**Given instruction**
Go over the entries below line by line, copying each one that contains the word "espessura".

— BEGIN Entries provided —

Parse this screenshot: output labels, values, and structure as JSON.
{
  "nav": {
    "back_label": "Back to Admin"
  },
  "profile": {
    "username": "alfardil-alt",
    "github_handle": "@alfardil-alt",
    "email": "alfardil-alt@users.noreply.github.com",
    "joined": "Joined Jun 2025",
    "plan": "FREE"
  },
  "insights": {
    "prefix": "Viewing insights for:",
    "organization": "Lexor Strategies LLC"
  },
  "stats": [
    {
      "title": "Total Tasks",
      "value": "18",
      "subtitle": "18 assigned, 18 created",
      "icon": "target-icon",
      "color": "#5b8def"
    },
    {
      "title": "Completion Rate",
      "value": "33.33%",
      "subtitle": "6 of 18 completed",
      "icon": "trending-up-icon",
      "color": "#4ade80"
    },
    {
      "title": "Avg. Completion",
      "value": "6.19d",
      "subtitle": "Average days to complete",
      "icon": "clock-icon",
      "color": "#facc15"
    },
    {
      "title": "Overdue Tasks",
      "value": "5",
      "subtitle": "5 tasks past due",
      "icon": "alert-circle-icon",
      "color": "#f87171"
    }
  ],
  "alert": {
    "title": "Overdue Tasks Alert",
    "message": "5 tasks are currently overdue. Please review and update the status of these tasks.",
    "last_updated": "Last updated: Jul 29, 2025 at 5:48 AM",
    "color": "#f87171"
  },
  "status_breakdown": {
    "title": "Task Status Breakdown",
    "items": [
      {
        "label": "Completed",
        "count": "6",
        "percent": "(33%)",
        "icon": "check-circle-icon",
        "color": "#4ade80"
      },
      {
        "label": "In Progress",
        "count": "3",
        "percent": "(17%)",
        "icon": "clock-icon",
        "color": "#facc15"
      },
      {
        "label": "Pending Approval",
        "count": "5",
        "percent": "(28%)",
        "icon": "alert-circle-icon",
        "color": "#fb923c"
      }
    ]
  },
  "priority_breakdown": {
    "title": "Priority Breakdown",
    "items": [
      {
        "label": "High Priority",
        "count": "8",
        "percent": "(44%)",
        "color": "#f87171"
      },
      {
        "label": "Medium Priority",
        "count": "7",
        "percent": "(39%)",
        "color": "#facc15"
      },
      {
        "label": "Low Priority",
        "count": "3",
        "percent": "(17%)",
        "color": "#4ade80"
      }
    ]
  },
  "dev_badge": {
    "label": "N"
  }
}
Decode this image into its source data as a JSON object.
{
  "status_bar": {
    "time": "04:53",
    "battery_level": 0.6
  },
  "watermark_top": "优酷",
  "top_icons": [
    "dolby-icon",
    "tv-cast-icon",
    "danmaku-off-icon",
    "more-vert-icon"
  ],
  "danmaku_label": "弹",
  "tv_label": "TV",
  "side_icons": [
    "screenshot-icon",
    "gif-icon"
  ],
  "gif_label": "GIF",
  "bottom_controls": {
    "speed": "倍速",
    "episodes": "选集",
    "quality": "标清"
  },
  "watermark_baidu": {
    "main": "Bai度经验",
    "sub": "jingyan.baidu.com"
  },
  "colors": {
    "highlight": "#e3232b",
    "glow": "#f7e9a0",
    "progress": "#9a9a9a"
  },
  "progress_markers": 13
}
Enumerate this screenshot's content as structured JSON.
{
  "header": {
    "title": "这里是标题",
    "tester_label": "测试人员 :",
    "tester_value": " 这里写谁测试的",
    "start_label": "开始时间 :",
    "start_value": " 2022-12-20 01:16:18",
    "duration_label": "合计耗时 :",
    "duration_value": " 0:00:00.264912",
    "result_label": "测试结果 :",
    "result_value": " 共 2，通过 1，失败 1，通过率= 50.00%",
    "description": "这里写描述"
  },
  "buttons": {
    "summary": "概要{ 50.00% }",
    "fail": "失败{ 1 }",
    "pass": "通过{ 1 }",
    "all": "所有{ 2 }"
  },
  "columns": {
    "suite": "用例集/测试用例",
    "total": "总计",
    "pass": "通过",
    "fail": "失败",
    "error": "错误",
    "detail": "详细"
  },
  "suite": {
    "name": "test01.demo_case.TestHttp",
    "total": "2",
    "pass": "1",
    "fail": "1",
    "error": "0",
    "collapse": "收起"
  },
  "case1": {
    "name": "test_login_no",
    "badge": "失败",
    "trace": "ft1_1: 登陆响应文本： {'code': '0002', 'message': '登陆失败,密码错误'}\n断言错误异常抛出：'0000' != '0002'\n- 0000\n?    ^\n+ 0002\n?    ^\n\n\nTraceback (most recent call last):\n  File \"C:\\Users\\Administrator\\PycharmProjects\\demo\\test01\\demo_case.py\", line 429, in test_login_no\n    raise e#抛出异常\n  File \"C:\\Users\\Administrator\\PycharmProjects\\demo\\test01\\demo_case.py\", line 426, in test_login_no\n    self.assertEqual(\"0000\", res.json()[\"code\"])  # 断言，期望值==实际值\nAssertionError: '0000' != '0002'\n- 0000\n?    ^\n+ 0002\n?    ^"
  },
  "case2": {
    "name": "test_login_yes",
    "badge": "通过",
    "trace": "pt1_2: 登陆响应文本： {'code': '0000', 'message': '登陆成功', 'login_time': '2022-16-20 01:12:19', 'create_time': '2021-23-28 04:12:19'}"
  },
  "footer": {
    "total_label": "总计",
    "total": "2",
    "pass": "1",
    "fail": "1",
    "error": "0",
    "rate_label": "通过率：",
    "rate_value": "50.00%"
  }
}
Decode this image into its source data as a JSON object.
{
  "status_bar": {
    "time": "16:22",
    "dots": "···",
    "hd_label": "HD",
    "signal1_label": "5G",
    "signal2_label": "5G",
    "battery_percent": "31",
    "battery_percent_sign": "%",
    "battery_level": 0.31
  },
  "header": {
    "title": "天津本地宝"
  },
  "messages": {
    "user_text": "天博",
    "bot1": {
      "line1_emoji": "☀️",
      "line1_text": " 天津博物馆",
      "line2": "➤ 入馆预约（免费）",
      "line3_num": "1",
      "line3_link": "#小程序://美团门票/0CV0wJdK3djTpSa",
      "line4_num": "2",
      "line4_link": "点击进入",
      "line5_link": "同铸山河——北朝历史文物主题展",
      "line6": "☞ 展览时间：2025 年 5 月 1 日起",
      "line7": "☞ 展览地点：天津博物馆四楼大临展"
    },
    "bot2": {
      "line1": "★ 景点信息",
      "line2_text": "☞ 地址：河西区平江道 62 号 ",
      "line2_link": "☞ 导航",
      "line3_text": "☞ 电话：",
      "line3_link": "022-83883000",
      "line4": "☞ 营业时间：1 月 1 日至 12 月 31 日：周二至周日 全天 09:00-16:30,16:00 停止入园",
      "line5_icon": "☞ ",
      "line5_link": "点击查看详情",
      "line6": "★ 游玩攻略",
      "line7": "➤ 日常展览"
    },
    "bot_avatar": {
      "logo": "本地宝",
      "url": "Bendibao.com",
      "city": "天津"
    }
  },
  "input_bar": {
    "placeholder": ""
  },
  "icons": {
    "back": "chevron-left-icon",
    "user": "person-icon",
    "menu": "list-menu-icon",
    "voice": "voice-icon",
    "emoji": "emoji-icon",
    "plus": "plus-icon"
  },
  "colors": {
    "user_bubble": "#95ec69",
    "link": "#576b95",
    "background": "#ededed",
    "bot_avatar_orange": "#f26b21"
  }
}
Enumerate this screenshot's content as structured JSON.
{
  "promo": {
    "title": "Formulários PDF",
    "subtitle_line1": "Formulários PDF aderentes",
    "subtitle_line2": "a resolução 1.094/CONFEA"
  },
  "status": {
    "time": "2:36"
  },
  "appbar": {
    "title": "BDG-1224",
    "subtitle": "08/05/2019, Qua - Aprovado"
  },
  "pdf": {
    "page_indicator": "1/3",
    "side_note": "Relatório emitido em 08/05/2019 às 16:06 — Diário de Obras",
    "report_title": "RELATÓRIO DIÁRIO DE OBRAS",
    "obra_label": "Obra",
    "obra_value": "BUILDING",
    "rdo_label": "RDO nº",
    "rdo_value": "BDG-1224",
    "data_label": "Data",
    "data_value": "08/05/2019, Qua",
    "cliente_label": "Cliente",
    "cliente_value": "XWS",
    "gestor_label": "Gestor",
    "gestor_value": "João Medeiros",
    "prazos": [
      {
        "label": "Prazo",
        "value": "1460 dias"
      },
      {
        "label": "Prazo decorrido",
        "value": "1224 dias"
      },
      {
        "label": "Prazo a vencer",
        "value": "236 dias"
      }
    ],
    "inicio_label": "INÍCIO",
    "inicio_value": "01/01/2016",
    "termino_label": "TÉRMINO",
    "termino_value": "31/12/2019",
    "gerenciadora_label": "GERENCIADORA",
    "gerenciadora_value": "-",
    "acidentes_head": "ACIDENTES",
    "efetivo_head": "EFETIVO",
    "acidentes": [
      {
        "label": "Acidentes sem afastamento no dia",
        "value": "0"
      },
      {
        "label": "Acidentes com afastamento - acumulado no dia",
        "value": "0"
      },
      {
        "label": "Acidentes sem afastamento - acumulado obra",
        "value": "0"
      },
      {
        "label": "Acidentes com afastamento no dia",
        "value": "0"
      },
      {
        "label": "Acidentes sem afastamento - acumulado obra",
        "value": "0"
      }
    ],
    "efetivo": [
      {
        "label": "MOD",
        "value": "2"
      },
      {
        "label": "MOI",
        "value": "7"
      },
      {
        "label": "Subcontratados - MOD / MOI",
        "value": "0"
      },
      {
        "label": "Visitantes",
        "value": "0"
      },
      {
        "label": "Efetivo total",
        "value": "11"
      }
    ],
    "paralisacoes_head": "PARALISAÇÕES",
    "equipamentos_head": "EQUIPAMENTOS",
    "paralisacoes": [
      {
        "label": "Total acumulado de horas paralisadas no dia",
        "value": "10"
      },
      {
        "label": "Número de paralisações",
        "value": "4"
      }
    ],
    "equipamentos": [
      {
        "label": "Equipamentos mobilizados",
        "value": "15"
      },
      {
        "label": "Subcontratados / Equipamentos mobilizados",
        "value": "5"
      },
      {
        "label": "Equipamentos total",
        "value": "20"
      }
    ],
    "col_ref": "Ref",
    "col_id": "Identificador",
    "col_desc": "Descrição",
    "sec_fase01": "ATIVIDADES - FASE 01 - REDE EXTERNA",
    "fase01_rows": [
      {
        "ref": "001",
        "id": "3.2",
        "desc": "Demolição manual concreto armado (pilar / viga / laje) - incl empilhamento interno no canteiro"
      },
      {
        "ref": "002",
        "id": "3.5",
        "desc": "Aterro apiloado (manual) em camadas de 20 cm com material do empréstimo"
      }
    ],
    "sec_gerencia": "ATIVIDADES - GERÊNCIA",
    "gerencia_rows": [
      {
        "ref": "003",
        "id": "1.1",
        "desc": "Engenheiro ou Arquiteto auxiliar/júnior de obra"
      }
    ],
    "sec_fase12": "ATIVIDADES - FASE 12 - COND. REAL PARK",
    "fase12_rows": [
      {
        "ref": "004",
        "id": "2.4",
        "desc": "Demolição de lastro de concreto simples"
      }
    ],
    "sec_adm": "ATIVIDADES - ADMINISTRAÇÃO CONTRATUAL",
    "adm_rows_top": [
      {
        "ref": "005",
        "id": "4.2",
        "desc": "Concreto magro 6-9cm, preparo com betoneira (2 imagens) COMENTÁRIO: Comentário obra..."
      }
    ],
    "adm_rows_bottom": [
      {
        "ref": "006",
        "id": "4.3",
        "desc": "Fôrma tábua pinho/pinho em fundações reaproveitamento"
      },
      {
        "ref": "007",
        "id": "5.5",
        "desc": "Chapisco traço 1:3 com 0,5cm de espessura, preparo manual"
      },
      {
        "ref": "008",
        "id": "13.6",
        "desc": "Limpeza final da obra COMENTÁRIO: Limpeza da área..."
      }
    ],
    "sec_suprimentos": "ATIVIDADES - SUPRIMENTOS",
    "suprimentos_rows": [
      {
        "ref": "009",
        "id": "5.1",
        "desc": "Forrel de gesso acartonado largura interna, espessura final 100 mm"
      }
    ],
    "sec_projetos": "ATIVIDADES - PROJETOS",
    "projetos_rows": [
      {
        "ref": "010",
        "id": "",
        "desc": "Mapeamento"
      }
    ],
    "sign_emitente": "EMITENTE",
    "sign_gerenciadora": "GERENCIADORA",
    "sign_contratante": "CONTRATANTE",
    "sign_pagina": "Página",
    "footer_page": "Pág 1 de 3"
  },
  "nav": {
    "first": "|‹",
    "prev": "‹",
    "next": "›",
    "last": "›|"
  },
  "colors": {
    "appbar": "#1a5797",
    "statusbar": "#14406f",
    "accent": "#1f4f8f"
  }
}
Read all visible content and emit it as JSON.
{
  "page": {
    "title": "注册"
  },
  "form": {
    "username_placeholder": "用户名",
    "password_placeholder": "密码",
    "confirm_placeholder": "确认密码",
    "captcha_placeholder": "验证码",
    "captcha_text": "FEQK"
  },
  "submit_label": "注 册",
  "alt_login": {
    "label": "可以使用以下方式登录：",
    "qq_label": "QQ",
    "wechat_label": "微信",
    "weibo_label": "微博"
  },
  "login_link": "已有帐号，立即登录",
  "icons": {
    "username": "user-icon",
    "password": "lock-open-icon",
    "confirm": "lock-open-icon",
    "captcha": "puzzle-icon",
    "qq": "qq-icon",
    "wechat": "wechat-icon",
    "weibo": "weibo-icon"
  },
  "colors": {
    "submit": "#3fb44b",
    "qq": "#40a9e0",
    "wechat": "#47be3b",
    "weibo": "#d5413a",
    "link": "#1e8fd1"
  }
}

— END Entries provided —

**Exercise answer**
        "desc": "Chapisco traço 1:3 com 0,5cm de espessura, preparo manual"
        "desc": "Forrel de gesso acartonado largura interna, espessura final 100 mm"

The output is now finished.